__Task statement__: An exact reproduction of the records is required. Images must be left out.

(Stored items from a collection)
● ● ● ●

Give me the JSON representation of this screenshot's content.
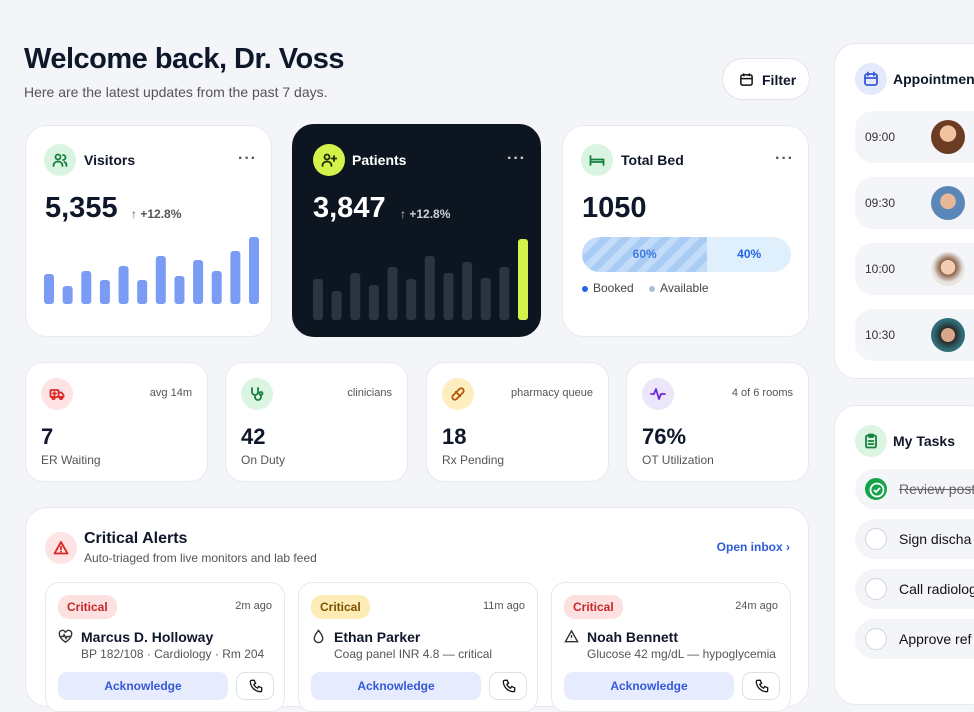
{
  "header": {
    "title": "Welcome back, Dr. Voss",
    "subtitle": "Here are the latest updates from the past 7 days.",
    "filter": "Filter"
  },
  "stats": [
    {
      "label": "Visitors",
      "value": "5,355",
      "change": "+12.8%",
      "bar_color": "#7b9cf4",
      "bars": [
        30,
        18,
        33,
        24,
        38,
        24,
        48,
        28,
        44,
        33,
        53,
        67
      ]
    },
    {
      "label": "Patients",
      "value": "3,847",
      "change": "+12.8%",
      "bar_color": "#2a3442",
      "highlight_color": "#d4f34a",
      "bars": [
        41,
        29,
        47,
        35,
        53,
        41,
        64,
        47,
        58,
        42,
        53,
        81
      ]
    }
  ],
  "beds": {
    "label": "Total Bed",
    "value": "1050",
    "booked": {
      "value": 60,
      "label": "60%"
    },
    "available": {
      "value": 40,
      "label": "40%"
    },
    "legend": [
      "Booked",
      "Available"
    ]
  },
  "metrics": [
    {
      "value": "7",
      "label": "ER Waiting",
      "note": "avg 14m"
    },
    {
      "value": "42",
      "label": "On Duty",
      "note": "clinicians"
    },
    {
      "value": "18",
      "label": "Rx Pending",
      "note": "pharmacy queue"
    },
    {
      "value": "76%",
      "label": "OT Utilization",
      "note": "4 of 6 rooms"
    }
  ],
  "alerts": {
    "title": "Critical Alerts",
    "subtitle": "Auto-triaged from live monitors and lab feed",
    "link": "Open inbox ›",
    "items": [
      {
        "severity": "Critical",
        "time": "2m ago",
        "name": "Marcus D. Holloway",
        "detail": "BP 182/108 · Cardiology · Rm 204",
        "action": "Acknowledge"
      },
      {
        "severity": "Critical",
        "time": "11m ago",
        "name": "Ethan Parker",
        "detail": "Coag panel INR 4.8 — critical",
        "action": "Acknowledge"
      },
      {
        "severity": "Critical",
        "time": "24m ago",
        "name": "Noah Bennett",
        "detail": "Glucose 42 mg/dL — hypoglycemia",
        "action": "Acknowledge"
      }
    ]
  },
  "appointments": {
    "title": "Appointment",
    "times": [
      "09:00",
      "09:30",
      "10:00",
      "10:30"
    ]
  },
  "tasks": {
    "title": "My Tasks",
    "items": [
      {
        "text": "Review post",
        "done": true
      },
      {
        "text": "Sign discha",
        "done": false
      },
      {
        "text": "Call radiolog",
        "done": false
      },
      {
        "text": "Approve ref",
        "done": false
      }
    ]
  }
}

● ● ● ●

__Reply to the exercise__:
Give me the JSON representation of this screenshot's content.
{
  "header": {
    "title": "Welcome back, Dr. Voss",
    "subtitle": "Here are the latest updates from the past 7 days.",
    "filter": "Filter"
  },
  "stats": [
    {
      "label": "Visitors",
      "value": "5,355",
      "change": "+12.8%",
      "bar_color": "#7b9cf4",
      "bars": [
        30,
        18,
        33,
        24,
        38,
        24,
        48,
        28,
        44,
        33,
        53,
        67
      ]
    },
    {
      "label": "Patients",
      "value": "3,847",
      "change": "+12.8%",
      "bar_color": "#2a3442",
      "highlight_color": "#d4f34a",
      "bars": [
        41,
        29,
        47,
        35,
        53,
        41,
        64,
        47,
        58,
        42,
        53,
        81
      ]
    }
  ],
  "beds": {
    "label": "Total Bed",
    "value": "1050",
    "booked": {
      "value": 60,
      "label": "60%"
    },
    "available": {
      "value": 40,
      "label": "40%"
    },
    "legend": [
      "Booked",
      "Available"
    ]
  },
  "metrics": [
    {
      "value": "7",
      "label": "ER Waiting",
      "note": "avg 14m"
    },
    {
      "value": "42",
      "label": "On Duty",
      "note": "clinicians"
    },
    {
      "value": "18",
      "label": "Rx Pending",
      "note": "pharmacy queue"
    },
    {
      "value": "76%",
      "label": "OT Utilization",
      "note": "4 of 6 rooms"
    }
  ],
  "alerts": {
    "title": "Critical Alerts",
    "subtitle": "Auto-triaged from live monitors and lab feed",
    "link": "Open inbox ›",
    "items": [
      {
        "severity": "Critical",
        "time": "2m ago",
        "name": "Marcus D. Holloway",
        "detail": "BP 182/108 · Cardiology · Rm 204",
        "action": "Acknowledge"
      },
      {
        "severity": "Critical",
        "time": "11m ago",
        "name": "Ethan Parker",
        "detail": "Coag panel INR 4.8 — critical",
        "action": "Acknowledge"
      },
      {
        "severity": "Critical",
        "time": "24m ago",
        "name": "Noah Bennett",
        "detail": "Glucose 42 mg/dL — hypoglycemia",
        "action": "Acknowledge"
      }
    ]
  },
  "appointments": {
    "title": "Appointment",
    "times": [
      "09:00",
      "09:30",
      "10:00",
      "10:30"
    ]
  },
  "tasks": {
    "title": "My Tasks",
    "items": [
      {
        "text": "Review post",
        "done": true
      },
      {
        "text": "Sign discha",
        "done": false
      },
      {
        "text": "Call radiolog",
        "done": false
      },
      {
        "text": "Approve ref",
        "done": false
      }
    ]
  }
}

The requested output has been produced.